Records to process
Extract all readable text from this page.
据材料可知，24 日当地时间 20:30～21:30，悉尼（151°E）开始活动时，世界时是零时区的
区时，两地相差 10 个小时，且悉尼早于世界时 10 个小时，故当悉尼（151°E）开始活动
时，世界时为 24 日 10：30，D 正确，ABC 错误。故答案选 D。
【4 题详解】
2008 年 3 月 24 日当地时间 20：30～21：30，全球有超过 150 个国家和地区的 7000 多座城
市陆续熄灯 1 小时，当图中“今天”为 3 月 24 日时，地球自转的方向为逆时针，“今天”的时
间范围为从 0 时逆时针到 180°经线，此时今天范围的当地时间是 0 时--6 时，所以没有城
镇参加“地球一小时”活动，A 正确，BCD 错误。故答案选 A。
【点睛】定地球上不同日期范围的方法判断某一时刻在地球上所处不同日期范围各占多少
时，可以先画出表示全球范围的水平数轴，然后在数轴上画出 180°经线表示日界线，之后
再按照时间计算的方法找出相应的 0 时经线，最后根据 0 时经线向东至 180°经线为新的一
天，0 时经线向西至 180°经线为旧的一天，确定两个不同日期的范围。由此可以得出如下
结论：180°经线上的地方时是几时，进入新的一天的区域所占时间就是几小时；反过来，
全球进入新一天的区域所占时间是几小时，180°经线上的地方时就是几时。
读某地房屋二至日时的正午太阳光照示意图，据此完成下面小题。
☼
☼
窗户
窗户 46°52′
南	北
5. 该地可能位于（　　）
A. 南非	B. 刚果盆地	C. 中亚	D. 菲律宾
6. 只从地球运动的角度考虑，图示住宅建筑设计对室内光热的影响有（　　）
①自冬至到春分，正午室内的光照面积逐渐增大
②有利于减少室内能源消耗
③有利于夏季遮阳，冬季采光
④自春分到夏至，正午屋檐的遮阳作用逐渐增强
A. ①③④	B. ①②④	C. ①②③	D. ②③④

* * *

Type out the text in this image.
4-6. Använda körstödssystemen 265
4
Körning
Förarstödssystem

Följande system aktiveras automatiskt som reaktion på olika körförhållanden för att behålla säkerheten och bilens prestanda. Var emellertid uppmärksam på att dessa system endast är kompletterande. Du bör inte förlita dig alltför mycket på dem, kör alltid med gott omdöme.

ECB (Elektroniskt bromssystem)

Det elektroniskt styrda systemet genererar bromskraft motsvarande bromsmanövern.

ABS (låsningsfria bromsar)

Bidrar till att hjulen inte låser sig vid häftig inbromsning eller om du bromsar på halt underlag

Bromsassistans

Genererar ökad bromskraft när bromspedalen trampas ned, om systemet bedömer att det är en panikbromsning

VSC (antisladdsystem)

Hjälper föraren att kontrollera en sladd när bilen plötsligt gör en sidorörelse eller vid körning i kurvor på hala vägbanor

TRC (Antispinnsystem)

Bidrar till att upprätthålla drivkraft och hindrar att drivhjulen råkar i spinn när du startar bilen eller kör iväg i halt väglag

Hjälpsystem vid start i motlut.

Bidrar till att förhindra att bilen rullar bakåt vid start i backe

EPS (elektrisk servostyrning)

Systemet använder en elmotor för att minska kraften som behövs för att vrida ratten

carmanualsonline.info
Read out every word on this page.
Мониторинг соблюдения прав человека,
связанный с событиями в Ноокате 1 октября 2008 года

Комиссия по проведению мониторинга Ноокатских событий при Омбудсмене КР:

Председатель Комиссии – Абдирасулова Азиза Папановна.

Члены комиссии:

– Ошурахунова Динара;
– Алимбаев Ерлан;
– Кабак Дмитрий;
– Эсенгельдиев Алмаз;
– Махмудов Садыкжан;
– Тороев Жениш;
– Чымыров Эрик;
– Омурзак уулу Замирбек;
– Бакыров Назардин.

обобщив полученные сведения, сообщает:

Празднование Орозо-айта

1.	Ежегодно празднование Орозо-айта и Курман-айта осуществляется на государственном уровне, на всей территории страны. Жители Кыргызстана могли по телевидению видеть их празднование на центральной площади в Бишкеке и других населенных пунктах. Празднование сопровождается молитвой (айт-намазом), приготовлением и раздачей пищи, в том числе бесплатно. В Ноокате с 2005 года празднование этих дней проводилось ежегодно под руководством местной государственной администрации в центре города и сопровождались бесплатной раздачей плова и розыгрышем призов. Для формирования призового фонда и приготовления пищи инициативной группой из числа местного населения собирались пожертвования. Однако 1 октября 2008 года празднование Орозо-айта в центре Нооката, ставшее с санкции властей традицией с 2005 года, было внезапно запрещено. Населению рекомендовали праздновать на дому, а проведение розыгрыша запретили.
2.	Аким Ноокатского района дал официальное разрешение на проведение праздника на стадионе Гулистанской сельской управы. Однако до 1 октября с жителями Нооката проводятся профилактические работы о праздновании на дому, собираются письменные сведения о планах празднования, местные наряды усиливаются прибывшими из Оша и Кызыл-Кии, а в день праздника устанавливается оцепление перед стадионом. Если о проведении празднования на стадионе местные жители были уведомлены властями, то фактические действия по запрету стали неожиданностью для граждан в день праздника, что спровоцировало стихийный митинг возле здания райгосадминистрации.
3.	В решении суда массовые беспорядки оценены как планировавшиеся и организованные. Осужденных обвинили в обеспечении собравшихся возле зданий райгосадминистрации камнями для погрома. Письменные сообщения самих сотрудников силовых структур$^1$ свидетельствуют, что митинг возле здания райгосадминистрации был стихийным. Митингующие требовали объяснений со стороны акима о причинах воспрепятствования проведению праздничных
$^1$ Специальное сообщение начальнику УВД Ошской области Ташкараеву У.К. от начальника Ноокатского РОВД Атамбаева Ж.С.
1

Written instruction
Check each line of the entries above for the word "bromskraft". List the ones that have it.

Full response
Det elektroniskt styrda systemet genererar bromskraft motsvarande bromsmanövern.
Genererar ökad bromskraft när bromspedalen trampas ned, om systemet bedömer att det är en panikbromsning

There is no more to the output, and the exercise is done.